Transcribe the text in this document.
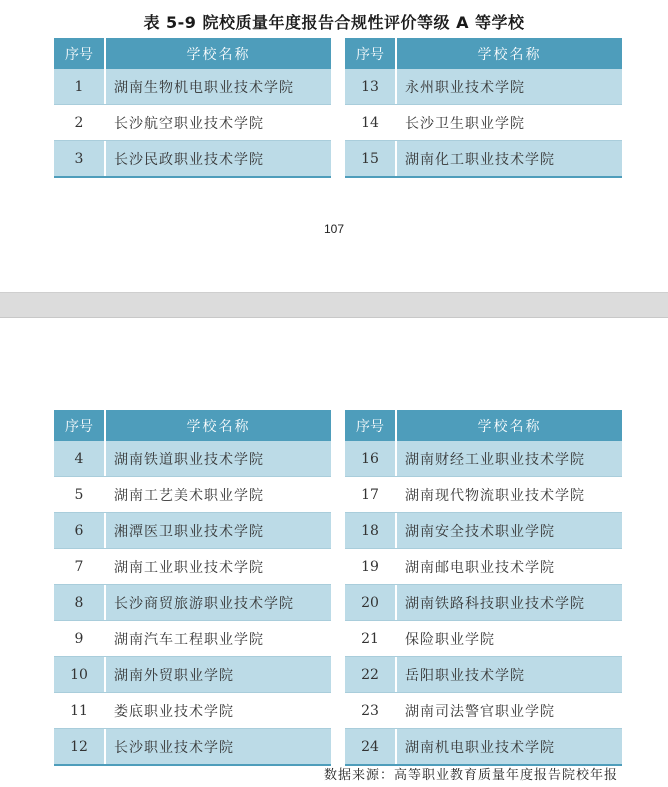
表 5-9 院校质量年度报告合规性评价等级 A 等学校
序号	学校名称
1	湖南生物机电职业技术学院
2	长沙航空职业技术学院
3	长沙民政职业技术学院
序号	学校名称
13	永州职业技术学院
14	长沙卫生职业学院
15	湖南化工职业技术学院
107
序号	学校名称
4	湖南铁道职业技术学院
5	湖南工艺美术职业学院
6	湘潭医卫职业技术学院
7	湖南工业职业技术学院
8	长沙商贸旅游职业技术学院
9	湖南汽车工程职业学院
10	湖南外贸职业学院
11	娄底职业技术学院
12	长沙职业技术学院
序号	学校名称
16	湖南财经工业职业技术学院
17	湖南现代物流职业技术学院
18	湖南安全技术职业学院
19	湖南邮电职业技术学院
20	湖南铁路科技职业技术学院
21	保险职业学院
22	岳阳职业技术学院
23	湖南司法警官职业学院
24	湖南机电职业技术学院
数据来源：高等职业教育质量年度报告院校年报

● What to work on:
Leave the pictures out and copy the rest of the data exactly.

● Solution to the problem:
Transcribe the text in this document.
表 5-9 院校质量年度报告合规性评价等级 A 等学校
序号	学校名称
1	湖南生物机电职业技术学院
2	长沙航空职业技术学院
3	长沙民政职业技术学院
序号	学校名称
13	永州职业技术学院
14	长沙卫生职业学院
15	湖南化工职业技术学院
107
序号	学校名称
4	湖南铁道职业技术学院
5	湖南工艺美术职业学院
6	湘潭医卫职业技术学院
7	湖南工业职业技术学院
8	长沙商贸旅游职业技术学院
9	湖南汽车工程职业学院
10	湖南外贸职业学院
11	娄底职业技术学院
12	长沙职业技术学院
序号	学校名称
16	湖南财经工业职业技术学院
17	湖南现代物流职业技术学院
18	湖南安全技术职业学院
19	湖南邮电职业技术学院
20	湖南铁路科技职业技术学院
21	保险职业学院
22	岳阳职业技术学院
23	湖南司法警官职业学院
24	湖南机电职业技术学院
数据来源：高等职业教育质量年度报告院校年报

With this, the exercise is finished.